Énoncé de l'exercice »
Reprenez la notice biographique sur le jésuite Jean Enjalran à la suite de sa dernière phrase et poursuivez-en la rédaction.

Document source »
* * * *

Le missionnaire jésuite Jean Enjalran (1639–1718) a tissé des liens étroits avec les Outaouais (Odawas). Après une première année à Sillery, au Canada, il est affecté en 1677 à la mission des Outaouais, dont il maîtrisera parfaitement la langue. Selon lui, isoler les Autochtones semble impossible, et les Français doivent donc les intégrer dans la société coloniale. Enjalran incite plusieurs nations autochtones à assister aux pourparlers de paix qui se tiennent à Montréal à l’été de 1701, durant lesquels il sert d’interprète officiel pour le compte des Autochtones.

ENJALRAN, JEAN, prêtre, jésuite, missionnaire, né à Rodez, France, le 10 octobre 1639, décédé le 18 février 1718 dans la même ville.

* * * *

Extraits des entrées »
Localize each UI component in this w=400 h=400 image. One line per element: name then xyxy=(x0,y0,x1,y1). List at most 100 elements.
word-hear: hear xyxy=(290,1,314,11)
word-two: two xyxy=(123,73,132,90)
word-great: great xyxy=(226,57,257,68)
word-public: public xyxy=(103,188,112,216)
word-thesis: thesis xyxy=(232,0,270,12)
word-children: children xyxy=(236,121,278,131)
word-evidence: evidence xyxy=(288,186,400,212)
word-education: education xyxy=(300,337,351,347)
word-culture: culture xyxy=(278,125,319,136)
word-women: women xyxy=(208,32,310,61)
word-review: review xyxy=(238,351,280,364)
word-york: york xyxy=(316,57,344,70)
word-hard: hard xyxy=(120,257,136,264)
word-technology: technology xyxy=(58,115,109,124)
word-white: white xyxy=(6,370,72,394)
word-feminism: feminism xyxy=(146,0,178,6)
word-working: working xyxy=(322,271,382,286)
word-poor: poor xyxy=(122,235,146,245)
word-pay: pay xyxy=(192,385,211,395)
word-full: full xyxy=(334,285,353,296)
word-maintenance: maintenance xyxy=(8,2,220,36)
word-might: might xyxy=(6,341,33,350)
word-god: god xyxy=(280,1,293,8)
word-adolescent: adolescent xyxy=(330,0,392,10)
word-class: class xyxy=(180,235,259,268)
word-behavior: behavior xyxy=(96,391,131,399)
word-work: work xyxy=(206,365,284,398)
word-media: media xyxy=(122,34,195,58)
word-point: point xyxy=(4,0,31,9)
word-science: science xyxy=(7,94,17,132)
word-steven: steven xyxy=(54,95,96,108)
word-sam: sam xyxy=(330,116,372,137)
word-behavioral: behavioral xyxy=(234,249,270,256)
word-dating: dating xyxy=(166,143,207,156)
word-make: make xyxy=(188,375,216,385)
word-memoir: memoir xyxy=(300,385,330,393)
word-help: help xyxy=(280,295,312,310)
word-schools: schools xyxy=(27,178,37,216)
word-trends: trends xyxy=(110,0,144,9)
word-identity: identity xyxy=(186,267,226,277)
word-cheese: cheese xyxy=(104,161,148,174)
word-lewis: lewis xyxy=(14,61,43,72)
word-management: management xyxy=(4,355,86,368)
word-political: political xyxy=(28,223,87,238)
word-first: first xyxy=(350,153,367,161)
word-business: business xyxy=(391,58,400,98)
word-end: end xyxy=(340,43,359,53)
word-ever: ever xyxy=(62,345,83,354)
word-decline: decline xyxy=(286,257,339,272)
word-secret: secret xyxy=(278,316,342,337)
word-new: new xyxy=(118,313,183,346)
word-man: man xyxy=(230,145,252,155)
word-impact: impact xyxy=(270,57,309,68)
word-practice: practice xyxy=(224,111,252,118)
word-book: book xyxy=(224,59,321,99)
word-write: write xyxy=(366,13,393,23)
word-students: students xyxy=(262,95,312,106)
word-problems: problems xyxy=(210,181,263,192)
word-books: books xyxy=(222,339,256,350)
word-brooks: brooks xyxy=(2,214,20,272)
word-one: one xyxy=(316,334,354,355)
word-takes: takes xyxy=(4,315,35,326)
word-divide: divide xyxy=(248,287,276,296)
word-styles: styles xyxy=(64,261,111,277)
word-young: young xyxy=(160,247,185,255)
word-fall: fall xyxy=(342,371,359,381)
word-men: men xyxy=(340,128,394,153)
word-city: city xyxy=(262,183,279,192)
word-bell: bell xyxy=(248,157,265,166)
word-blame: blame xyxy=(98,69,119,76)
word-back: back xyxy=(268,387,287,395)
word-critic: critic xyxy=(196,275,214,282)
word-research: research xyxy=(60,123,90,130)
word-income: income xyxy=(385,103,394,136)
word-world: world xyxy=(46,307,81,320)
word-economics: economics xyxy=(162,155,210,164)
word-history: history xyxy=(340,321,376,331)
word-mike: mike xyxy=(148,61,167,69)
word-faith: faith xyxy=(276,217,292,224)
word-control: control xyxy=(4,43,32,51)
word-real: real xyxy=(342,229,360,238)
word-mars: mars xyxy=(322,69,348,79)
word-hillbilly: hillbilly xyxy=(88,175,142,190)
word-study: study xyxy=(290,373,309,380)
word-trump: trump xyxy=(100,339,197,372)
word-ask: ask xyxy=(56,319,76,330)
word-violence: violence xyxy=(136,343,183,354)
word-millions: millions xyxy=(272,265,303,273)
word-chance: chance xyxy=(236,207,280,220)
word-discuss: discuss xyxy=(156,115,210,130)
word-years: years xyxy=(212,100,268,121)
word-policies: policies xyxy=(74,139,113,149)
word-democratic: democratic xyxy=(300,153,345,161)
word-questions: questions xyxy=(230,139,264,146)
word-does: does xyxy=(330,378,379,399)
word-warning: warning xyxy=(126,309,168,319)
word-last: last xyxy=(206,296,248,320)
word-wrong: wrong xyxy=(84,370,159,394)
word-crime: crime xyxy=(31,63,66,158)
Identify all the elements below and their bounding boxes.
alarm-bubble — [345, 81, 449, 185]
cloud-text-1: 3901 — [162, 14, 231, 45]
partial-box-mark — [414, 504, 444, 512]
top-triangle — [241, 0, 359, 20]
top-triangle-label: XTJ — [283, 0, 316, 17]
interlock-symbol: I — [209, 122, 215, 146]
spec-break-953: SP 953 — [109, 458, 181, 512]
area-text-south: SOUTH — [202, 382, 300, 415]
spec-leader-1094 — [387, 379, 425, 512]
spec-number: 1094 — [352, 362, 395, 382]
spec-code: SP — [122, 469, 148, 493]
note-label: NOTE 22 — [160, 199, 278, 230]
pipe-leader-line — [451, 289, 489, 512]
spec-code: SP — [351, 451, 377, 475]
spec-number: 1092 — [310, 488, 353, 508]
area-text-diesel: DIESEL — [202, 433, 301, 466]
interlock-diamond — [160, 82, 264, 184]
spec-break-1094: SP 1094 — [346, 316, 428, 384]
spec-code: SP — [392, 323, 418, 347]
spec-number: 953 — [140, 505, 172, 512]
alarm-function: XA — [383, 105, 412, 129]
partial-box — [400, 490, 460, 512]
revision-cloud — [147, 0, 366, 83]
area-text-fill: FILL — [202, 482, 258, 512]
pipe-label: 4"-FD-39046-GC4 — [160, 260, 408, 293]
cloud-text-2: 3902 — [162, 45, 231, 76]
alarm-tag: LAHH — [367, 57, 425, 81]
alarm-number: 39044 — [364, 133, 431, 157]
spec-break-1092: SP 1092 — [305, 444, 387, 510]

* * * *

Résultat de l'exercice »
Jean Enjalran entra dans la Compagnie de Jésus à Toulouse le 18 septembre 1656. Son noviciat terminé, il enseigna à Cahors, Pamiers et Aurillac. Il étudia la théologie à Toulouse et à Tournon. Après son ordination sacerdotale, il donna des cours de philosophie à Toulouse (1673–1675) puis y fut nommé préfet des études pour l’année scolaire 1675–1676.

Enjalran débarqua à Québec le 22 juillet 1676. Peu après son arrivée, dans une longue lettre datée du 13 octobre, il décrivait la situation de la Nouvelle-France. Il passa une année à Sillery, au Canada, pour étudier la langue algonquine, puis fut affecté à la mission outaouaise avec résidence à Saint-Ignace. Enjalran acquit la réputation d’expert en langue outaouaise ; son habileté lui permit d’exercer une grande influence sur les Outaouais (Odawas) ainsi que sur les Hurons (Hurons-Wendats) qui habitaient à la mission. En 1681, après seulement quatre ans d’expérience dans les missions, Enjalran était nommé supérieur de la mission outaouaise ; il devait le demeurer jusqu’en 1688.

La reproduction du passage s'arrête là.